(Stored data entries)
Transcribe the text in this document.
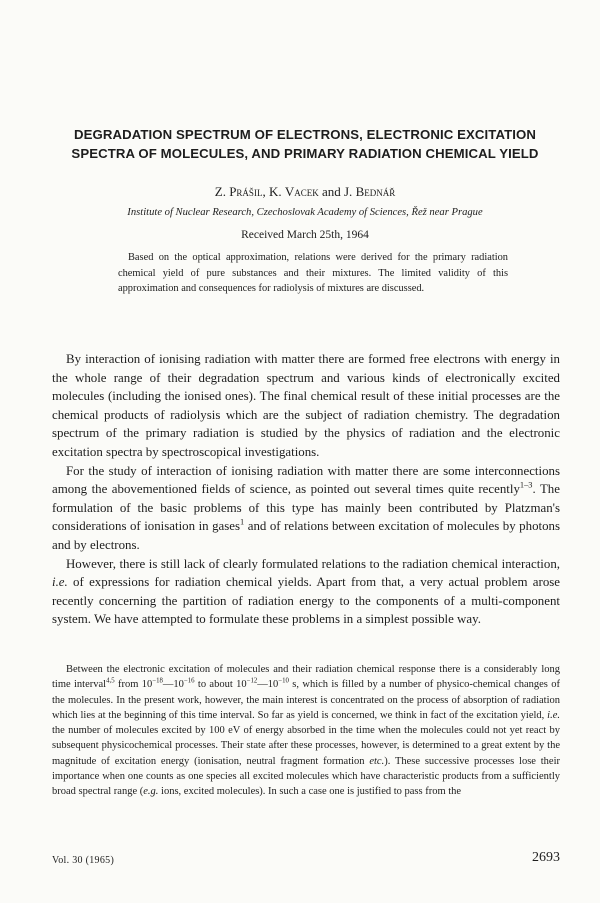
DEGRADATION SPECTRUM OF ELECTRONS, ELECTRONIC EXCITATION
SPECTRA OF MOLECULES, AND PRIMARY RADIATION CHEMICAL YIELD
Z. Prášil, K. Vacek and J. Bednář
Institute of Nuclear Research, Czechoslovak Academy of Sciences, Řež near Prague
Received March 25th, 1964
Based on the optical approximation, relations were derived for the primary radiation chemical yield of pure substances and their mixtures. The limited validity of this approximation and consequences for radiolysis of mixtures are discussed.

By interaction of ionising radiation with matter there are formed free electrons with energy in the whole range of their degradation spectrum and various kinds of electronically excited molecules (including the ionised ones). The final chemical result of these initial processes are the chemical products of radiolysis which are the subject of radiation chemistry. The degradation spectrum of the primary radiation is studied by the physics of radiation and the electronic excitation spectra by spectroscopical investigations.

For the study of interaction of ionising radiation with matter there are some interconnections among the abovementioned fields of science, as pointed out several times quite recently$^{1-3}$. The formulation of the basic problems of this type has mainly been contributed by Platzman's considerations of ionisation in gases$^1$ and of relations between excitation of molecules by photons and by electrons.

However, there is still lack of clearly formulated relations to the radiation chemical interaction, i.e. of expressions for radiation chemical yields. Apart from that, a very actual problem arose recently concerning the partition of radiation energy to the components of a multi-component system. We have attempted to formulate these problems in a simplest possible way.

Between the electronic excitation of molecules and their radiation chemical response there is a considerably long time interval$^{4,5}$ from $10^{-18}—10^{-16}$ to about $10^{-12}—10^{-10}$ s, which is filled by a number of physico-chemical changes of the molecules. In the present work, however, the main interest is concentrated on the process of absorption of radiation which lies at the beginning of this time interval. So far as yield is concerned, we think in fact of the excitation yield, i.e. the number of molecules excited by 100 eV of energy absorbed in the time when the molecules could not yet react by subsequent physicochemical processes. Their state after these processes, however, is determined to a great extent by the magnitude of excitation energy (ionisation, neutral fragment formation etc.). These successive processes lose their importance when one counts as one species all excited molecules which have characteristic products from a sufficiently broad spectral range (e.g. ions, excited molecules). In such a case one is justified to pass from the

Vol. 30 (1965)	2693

Brief: Leave out all images, then reproduce the entries above exactly.

Written reply:
Transcribe the text in this document.
DEGRADATION SPECTRUM OF ELECTRONS, ELECTRONIC EXCITATION
SPECTRA OF MOLECULES, AND PRIMARY RADIATION CHEMICAL YIELD
Z. Prášil, K. Vacek and J. Bednář
Institute of Nuclear Research, Czechoslovak Academy of Sciences, Řež near Prague
Received March 25th, 1964
Based on the optical approximation, relations were derived for the primary radiation chemical yield of pure substances and their mixtures. The limited validity of this approximation and consequences for radiolysis of mixtures are discussed.

By interaction of ionising radiation with matter there are formed free electrons with energy in the whole range of their degradation spectrum and various kinds of electronically excited molecules (including the ionised ones). The final chemical result of these initial processes are the chemical products of radiolysis which are the subject of radiation chemistry. The degradation spectrum of the primary radiation is studied by the physics of radiation and the electronic excitation spectra by spectroscopical investigations.

For the study of interaction of ionising radiation with matter there are some interconnections among the abovementioned fields of science, as pointed out several times quite recently$^{1-3}$. The formulation of the basic problems of this type has mainly been contributed by Platzman's considerations of ionisation in gases$^1$ and of relations between excitation of molecules by photons and by electrons.

However, there is still lack of clearly formulated relations to the radiation chemical interaction, i.e. of expressions for radiation chemical yields. Apart from that, a very actual problem arose recently concerning the partition of radiation energy to the components of a multi-component system. We have attempted to formulate these problems in a simplest possible way.

Between the electronic excitation of molecules and their radiation chemical response there is a considerably long time interval$^{4,5}$ from $10^{-18}—10^{-16}$ to about $10^{-12}—10^{-10}$ s, which is filled by a number of physico-chemical changes of the molecules. In the present work, however, the main interest is concentrated on the process of absorption of radiation which lies at the beginning of this time interval. So far as yield is concerned, we think in fact of the excitation yield, i.e. the number of molecules excited by 100 eV of energy absorbed in the time when the molecules could not yet react by subsequent physicochemical processes. Their state after these processes, however, is determined to a great extent by the magnitude of excitation energy (ionisation, neutral fragment formation etc.). These successive processes lose their importance when one counts as one species all excited molecules which have characteristic products from a sufficiently broad spectral range (e.g. ions, excited molecules). In such a case one is justified to pass from the

Vol. 30 (1965)	2693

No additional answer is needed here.